[Records from a collection of figures]
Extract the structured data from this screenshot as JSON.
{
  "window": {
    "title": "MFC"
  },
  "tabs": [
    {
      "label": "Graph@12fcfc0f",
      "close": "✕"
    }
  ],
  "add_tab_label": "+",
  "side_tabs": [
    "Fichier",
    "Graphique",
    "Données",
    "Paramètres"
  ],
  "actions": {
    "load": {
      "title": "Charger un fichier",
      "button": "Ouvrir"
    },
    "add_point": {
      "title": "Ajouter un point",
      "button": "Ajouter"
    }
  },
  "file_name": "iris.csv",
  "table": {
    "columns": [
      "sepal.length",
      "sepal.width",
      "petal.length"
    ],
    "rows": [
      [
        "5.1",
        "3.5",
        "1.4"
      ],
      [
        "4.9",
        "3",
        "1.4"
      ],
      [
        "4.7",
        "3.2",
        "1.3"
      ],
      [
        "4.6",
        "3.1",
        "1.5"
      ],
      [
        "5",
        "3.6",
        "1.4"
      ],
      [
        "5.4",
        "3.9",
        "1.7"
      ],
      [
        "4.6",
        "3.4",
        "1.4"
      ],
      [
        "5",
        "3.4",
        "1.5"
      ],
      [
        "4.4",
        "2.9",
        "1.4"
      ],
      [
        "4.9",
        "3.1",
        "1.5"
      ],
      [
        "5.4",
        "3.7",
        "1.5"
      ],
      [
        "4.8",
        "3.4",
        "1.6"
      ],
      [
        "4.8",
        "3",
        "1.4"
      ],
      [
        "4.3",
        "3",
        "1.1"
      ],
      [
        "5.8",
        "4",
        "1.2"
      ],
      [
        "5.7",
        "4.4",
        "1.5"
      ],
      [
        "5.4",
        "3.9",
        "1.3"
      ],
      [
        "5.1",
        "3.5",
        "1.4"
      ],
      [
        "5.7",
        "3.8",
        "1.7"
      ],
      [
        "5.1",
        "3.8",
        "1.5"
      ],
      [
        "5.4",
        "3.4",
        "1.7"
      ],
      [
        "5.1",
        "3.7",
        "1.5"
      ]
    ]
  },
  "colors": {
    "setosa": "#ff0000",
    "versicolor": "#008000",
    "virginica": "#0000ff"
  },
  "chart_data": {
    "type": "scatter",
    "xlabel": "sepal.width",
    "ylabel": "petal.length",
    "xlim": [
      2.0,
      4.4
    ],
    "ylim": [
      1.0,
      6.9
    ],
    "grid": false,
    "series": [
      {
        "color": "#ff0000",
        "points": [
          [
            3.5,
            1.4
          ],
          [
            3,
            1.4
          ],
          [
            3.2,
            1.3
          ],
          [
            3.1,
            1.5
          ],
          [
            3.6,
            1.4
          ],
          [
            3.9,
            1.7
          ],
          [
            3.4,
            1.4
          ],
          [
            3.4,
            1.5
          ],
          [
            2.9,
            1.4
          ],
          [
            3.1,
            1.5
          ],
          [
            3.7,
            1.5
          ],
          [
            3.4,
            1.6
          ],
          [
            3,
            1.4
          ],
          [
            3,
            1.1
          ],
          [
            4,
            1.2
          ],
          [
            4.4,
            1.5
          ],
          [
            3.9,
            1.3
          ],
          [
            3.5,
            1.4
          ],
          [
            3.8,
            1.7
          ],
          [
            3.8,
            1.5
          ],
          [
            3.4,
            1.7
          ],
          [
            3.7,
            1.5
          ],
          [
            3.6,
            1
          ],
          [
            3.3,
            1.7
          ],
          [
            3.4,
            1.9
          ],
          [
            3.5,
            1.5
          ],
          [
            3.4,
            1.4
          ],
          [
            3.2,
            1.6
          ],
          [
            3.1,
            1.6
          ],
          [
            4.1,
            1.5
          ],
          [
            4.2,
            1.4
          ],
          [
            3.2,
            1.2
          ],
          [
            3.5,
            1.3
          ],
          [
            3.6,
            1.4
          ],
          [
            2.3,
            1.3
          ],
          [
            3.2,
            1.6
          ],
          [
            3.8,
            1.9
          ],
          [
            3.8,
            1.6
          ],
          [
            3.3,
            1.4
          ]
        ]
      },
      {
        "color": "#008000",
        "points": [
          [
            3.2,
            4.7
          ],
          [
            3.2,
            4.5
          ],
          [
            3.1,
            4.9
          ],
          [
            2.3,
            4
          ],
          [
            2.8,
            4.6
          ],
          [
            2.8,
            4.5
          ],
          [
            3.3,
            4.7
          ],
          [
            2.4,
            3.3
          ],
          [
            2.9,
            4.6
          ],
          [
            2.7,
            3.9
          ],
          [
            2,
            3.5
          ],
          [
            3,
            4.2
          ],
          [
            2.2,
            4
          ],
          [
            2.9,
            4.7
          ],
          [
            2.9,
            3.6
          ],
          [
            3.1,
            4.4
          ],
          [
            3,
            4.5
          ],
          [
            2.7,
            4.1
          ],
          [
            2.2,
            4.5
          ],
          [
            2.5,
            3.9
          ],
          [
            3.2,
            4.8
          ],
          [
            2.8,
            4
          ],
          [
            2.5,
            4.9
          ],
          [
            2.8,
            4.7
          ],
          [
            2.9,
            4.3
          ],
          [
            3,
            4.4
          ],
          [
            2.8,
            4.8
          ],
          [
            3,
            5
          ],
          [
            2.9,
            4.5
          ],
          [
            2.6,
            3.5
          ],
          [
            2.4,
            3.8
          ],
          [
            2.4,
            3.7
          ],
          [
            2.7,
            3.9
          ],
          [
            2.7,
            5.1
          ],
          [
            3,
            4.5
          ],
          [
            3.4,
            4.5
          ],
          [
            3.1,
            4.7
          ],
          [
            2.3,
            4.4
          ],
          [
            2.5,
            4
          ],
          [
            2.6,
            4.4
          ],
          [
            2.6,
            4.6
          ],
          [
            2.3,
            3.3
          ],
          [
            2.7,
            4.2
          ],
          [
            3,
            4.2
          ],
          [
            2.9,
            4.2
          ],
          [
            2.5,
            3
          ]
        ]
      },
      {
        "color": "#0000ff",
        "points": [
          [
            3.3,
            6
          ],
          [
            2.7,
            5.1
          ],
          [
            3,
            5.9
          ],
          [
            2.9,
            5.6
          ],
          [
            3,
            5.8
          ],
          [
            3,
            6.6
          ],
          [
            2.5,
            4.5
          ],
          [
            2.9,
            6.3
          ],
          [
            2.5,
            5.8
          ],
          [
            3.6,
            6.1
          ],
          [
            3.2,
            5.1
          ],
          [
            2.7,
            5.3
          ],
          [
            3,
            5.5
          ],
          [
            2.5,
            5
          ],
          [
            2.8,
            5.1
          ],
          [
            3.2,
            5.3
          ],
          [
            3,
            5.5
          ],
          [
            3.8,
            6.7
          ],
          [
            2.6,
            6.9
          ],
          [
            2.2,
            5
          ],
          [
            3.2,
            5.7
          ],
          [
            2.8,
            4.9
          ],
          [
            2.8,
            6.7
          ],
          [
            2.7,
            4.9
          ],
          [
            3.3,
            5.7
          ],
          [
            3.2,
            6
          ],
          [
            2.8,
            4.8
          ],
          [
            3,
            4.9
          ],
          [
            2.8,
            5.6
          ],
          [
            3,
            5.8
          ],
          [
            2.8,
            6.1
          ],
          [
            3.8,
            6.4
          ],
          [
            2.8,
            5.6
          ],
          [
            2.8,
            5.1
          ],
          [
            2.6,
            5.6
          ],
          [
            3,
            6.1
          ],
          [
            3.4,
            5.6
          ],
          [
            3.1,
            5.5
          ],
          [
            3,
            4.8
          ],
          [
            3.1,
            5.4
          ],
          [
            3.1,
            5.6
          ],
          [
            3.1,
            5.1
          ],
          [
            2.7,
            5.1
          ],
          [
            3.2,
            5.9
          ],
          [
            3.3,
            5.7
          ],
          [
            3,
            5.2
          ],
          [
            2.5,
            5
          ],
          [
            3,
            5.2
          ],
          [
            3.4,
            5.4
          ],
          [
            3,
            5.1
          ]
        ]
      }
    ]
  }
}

• **What you have to do**
Find the lines above that include the string "title" and copy them.

• **Expected answer**
    "title": "MFC"
      "title": "Charger un fichier",
      "title": "Ajouter un point",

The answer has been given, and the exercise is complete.